**PROVIDED MATERIAL:**

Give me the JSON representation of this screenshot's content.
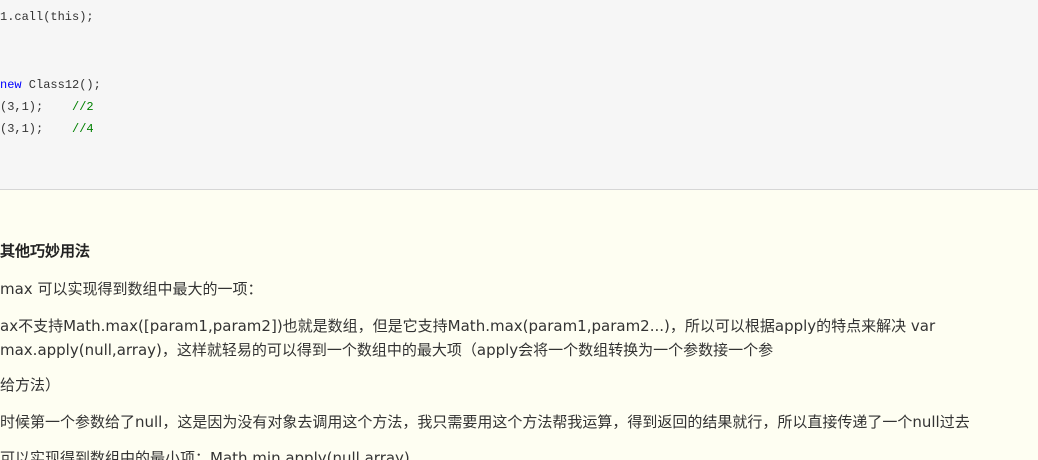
{
  "code": {
    "lines": [
      {
        "code": "1.call(this);",
        "comment": ""
      },
      {
        "code": "",
        "comment": ""
      },
      {
        "code": "",
        "comment": ""
      },
      {
        "kw": "new",
        "code": " Class12();",
        "comment": ""
      },
      {
        "code": "(3,1);    ",
        "comment": "//2"
      },
      {
        "code": "(3,1);    ",
        "comment": "//4"
      }
    ]
  },
  "article": {
    "heading": "其他巧妙用法",
    "p1": "max 可以实现得到数组中最大的一项：",
    "p2a": "ax不支持Math.max([param1,param2])也就是数组，但是它支持Math.max(param1,param2...)，所以可以根据apply的特点来解决 var",
    "p2b": "max.apply(null,array)，这样就轻易的可以得到一个数组中的最大项（apply会将一个数组转换为一个参数接一个参",
    "p3": "给方法）",
    "p4": "时候第一个参数给了null，这是因为没有对象去调用这个方法，我只需要用这个方法帮我运算，得到返回的结果就行，所以直接传递了一个null过去",
    "p5": "可以实现得到数组中的最小项：Math.min.apply(null,array)"
  }
}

**STATED PROBLEM:** Find how many lines hold the string "array", and state that number alone.

**FINISHED ANSWER:** 2